**** Extracted text ****

THE seven years of famine became so severe that the family of Jacob, hearing that there was food in Egypt, went there to buy grain in order to survive. Little did they know who they were dealing with. But Joseph knew his brothers, and it brought to mind the awful circumstances of his last recollection of them—a scene he would rather put out of his mind.

But now sensing a feeling of remorse by his brothers, his heart went out to them, and he devised a plan for their reconciliation. He was well aware that the circumstances which brought them to him were of the Lord’s doing.

Doubtless Joseph remembered the dream in which he saw, in symbol, his brethren bowing to him; also the dream in which his father as well as his brothers would bow down to him. (Gen. 37:5-11) Now that circumstances were bringing about a fulfillment of these dreams, Joseph could well have taken the opportunity to remind them, assuming an “I told you so” attitude. But Joseph did not do this. Instead he emphasized the fact that the experiences through which he had passed were of the Lord, and designed to keep his chosen people—the seed of promise—alive.

****

What to work on
- 1) Using the passage about Joseph, explain in one to three sentences why the family of Jacob went to Egypt.
- 2) Please list every proper noun in the passage about Joseph, giving each one only once.
- 3) Reproduce the passage about Joseph from "But now sensing" to "seed of promise—alive.".
The lines that come next have no connection to the passage about Joseph.

**** Stored data ****

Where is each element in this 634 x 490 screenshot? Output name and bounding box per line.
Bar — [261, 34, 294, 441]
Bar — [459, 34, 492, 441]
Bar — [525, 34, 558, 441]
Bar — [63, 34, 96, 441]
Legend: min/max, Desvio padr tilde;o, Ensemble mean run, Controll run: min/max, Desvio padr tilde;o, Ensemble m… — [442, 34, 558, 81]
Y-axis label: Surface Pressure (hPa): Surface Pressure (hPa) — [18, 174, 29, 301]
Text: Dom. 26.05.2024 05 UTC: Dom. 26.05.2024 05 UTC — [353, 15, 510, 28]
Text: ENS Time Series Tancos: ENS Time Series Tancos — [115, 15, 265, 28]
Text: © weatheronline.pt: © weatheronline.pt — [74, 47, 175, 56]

****

Answers for this exercise
- 1) The seven years of famine had become so severe that, when Jacob's family heard there was food in Egypt, they went there to buy grain in order to survive.

- 2) Jacob, Egypt, Joseph, Lord, Gen.

- 3)
But now sensing a feeling of remorse by his brothers, his heart went out to them, and he devised a plan for their reconciliation. He was well aware that the circumstances which brought them to him were of the Lord’s doing.

Doubtless Joseph remembered the dream in which he saw, in symbol, his brethren bowing to him; also the dream in which his father as well as his brothers would bow down to him. (Gen. 37:5-11) Now that circumstances were bringing about a fulfillment of these dreams, Joseph could well have taken the opportunity to remind them, assuming an “I told you so” attitude. But Joseph did not do this. Instead he emphasized the fact that the experiences through which he had passed were of the Lord, and designed to keep his chosen people—the seed of promise—alive.